■ Set task ■
Each record below should be output verbatim, without pictures.

■ Data records ■
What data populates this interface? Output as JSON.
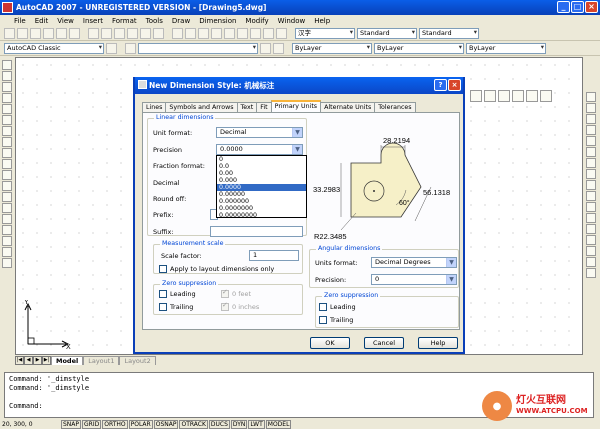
{
  "app": {
    "title": "AutoCAD 2007 - UNREGISTERED VERSION - [Drawing5.dwg]",
    "menu": [
      "File",
      "Edit",
      "View",
      "Insert",
      "Format",
      "Tools",
      "Draw",
      "Dimension",
      "Modify",
      "Window",
      "Help"
    ],
    "workspace": "AutoCAD Classic",
    "text_style": "Standard",
    "dim_style": "Standard",
    "layer_color": "ByLayer",
    "linetype": "ByLayer",
    "lineweight": "ByLayer",
    "font_name": "汉字"
  },
  "layout_tabs": [
    "Model",
    "Layout1",
    "Layout2"
  ],
  "command_lines": [
    "Command: '_dimstyle",
    "Command: '_dimstyle",
    "",
    "Command:"
  ],
  "status": {
    "coords": "20, 300, 0",
    "buttons": [
      "SNAP",
      "GRID",
      "ORTHO",
      "POLAR",
      "OSNAP",
      "OTRACK",
      "DUCS",
      "DYN",
      "LWT",
      "MODEL"
    ]
  },
  "ucs": {
    "x_label": "X",
    "y_label": "Y"
  },
  "watermark": {
    "brand": "灯火互联网",
    "url": "WWW.ATCPU.COM"
  },
  "dialog": {
    "title": "New Dimension Style: 机械标注",
    "tabs": [
      "Lines",
      "Symbols and Arrows",
      "Text",
      "Fit",
      "Primary Units",
      "Alternate Units",
      "Tolerances"
    ],
    "active_tab": "Primary Units",
    "linear": {
      "group_title": "Linear dimensions",
      "unit_format_label": "Unit format:",
      "unit_format_value": "Decimal",
      "precision_label": "Precision",
      "precision_value": "0.0000",
      "precision_options": [
        "0",
        "0.0",
        "0.00",
        "0.000",
        "0.0000",
        "0.00000",
        "0.000000",
        "0.0000000",
        "0.00000000"
      ],
      "fraction_label": "Fraction format:",
      "decimal_label": "Decimal",
      "roundoff_label": "Round off:",
      "prefix_label": "Prefix:",
      "suffix_label": "Suffix:"
    },
    "measurement": {
      "group_title": "Measurement scale",
      "scale_label": "Scale factor:",
      "scale_value": "1",
      "apply_layout_label": "Apply to layout dimensions only"
    },
    "zero_linear": {
      "group_title": "Zero suppression",
      "leading": "Leading",
      "trailing": "Trailing",
      "feet": "0 feet",
      "inches": "0 inches"
    },
    "angular": {
      "group_title": "Angular dimensions",
      "units_label": "Units format:",
      "units_value": "Decimal Degrees",
      "precision_label": "Precision:",
      "precision_value": "0"
    },
    "zero_angular": {
      "group_title": "Zero suppression",
      "leading": "Leading",
      "trailing": "Trailing"
    },
    "preview": {
      "dim_top": "28.2194",
      "dim_left": "33.2983",
      "dim_right": "56.1318",
      "dim_angle": "60°",
      "dim_radius": "R22.3485"
    },
    "buttons": {
      "ok": "OK",
      "cancel": "Cancel",
      "help": "Help"
    }
  }
}
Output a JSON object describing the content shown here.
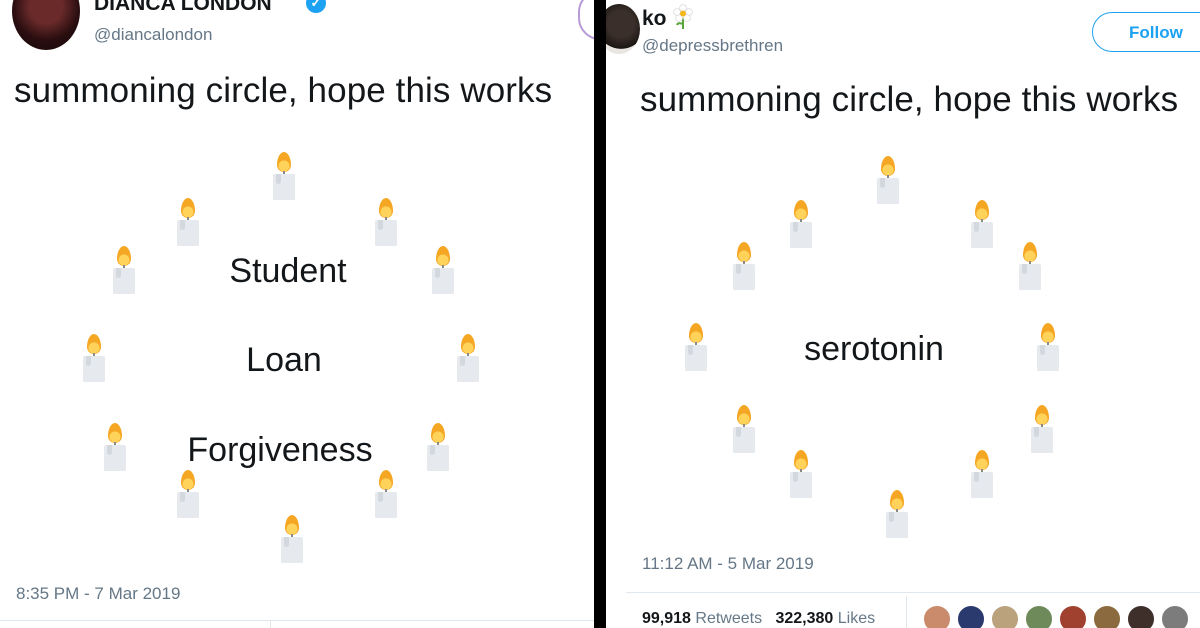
{
  "left_tweet": {
    "display_name": "DIANCA LONDON",
    "handle": "@diancalondon",
    "text": "summoning circle, hope this works",
    "circle_words": [
      "Student",
      "Loan",
      "Forgiveness"
    ],
    "timestamp": "8:35 PM - 7 Mar 2019",
    "verified": true
  },
  "right_tweet": {
    "display_name": "ko",
    "handle": "@depressbrethren",
    "text": "summoning circle, hope this works",
    "circle_words": [
      "serotonin"
    ],
    "timestamp": "11:12 AM - 5 Mar 2019",
    "follow_label": "Follow",
    "retweets_count": "99,918",
    "retweets_label": "Retweets",
    "likes_count": "322,380",
    "likes_label": "Likes"
  },
  "colors": {
    "twitter_blue": "#1da1f2",
    "secondary_text": "#657786",
    "divider": "#000000"
  },
  "icons": [
    "verified-badge-icon",
    "daisy-flower-icon",
    "candle-icon"
  ]
}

■ Reply ■
What data populates this interface? Output as JSON.
{
  "app": {
    "title": "AutoCAD 2007 - UNREGISTERED VERSION - [Drawing5.dwg]",
    "menu": [
      "File",
      "Edit",
      "View",
      "Insert",
      "Format",
      "Tools",
      "Draw",
      "Dimension",
      "Modify",
      "Window",
      "Help"
    ],
    "workspace": "AutoCAD Classic",
    "text_style": "Standard",
    "dim_style": "Standard",
    "layer_color": "ByLayer",
    "linetype": "ByLayer",
    "lineweight": "ByLayer",
    "font_name": "汉字"
  },
  "layout_tabs": [
    "Model",
    "Layout1",
    "Layout2"
  ],
  "command_lines": [
    "Command: '_dimstyle",
    "Command: '_dimstyle",
    "",
    "Command:"
  ],
  "status": {
    "coords": "20, 300, 0",
    "buttons": [
      "SNAP",
      "GRID",
      "ORTHO",
      "POLAR",
      "OSNAP",
      "OTRACK",
      "DUCS",
      "DYN",
      "LWT",
      "MODEL"
    ]
  },
  "ucs": {
    "x_label": "X",
    "y_label": "Y"
  },
  "watermark": {
    "brand": "灯火互联网",
    "url": "WWW.ATCPU.COM"
  },
  "dialog": {
    "title": "New Dimension Style: 机械标注",
    "tabs": [
      "Lines",
      "Symbols and Arrows",
      "Text",
      "Fit",
      "Primary Units",
      "Alternate Units",
      "Tolerances"
    ],
    "active_tab": "Primary Units",
    "linear": {
      "group_title": "Linear dimensions",
      "unit_format_label": "Unit format:",
      "unit_format_value": "Decimal",
      "precision_label": "Precision",
      "precision_value": "0.0000",
      "precision_options": [
        "0",
        "0.0",
        "0.00",
        "0.000",
        "0.0000",
        "0.00000",
        "0.000000",
        "0.0000000",
        "0.00000000"
      ],
      "fraction_label": "Fraction format:",
      "decimal_label": "Decimal",
      "roundoff_label": "Round off:",
      "prefix_label": "Prefix:",
      "suffix_label": "Suffix:"
    },
    "measurement": {
      "group_title": "Measurement scale",
      "scale_label": "Scale factor:",
      "scale_value": "1",
      "apply_layout_label": "Apply to layout dimensions only"
    },
    "zero_linear": {
      "group_title": "Zero suppression",
      "leading": "Leading",
      "trailing": "Trailing",
      "feet": "0 feet",
      "inches": "0 inches"
    },
    "angular": {
      "group_title": "Angular dimensions",
      "units_label": "Units format:",
      "units_value": "Decimal Degrees",
      "precision_label": "Precision:",
      "precision_value": "0"
    },
    "zero_angular": {
      "group_title": "Zero suppression",
      "leading": "Leading",
      "trailing": "Trailing"
    },
    "preview": {
      "dim_top": "28.2194",
      "dim_left": "33.2983",
      "dim_right": "56.1318",
      "dim_angle": "60°",
      "dim_radius": "R22.3485"
    },
    "buttons": {
      "ok": "OK",
      "cancel": "Cancel",
      "help": "Help"
    }
  }
}
Output a JSON object describing the content shown here.
{
  "left_tweet": {
    "display_name": "DIANCA LONDON",
    "handle": "@diancalondon",
    "text": "summoning circle, hope this works",
    "circle_words": [
      "Student",
      "Loan",
      "Forgiveness"
    ],
    "timestamp": "8:35 PM - 7 Mar 2019",
    "verified": true
  },
  "right_tweet": {
    "display_name": "ko",
    "handle": "@depressbrethren",
    "text": "summoning circle, hope this works",
    "circle_words": [
      "serotonin"
    ],
    "timestamp": "11:12 AM - 5 Mar 2019",
    "follow_label": "Follow",
    "retweets_count": "99,918",
    "retweets_label": "Retweets",
    "likes_count": "322,380",
    "likes_label": "Likes"
  },
  "colors": {
    "twitter_blue": "#1da1f2",
    "secondary_text": "#657786",
    "divider": "#000000"
  },
  "icons": [
    "verified-badge-icon",
    "daisy-flower-icon",
    "candle-icon"
  ]
}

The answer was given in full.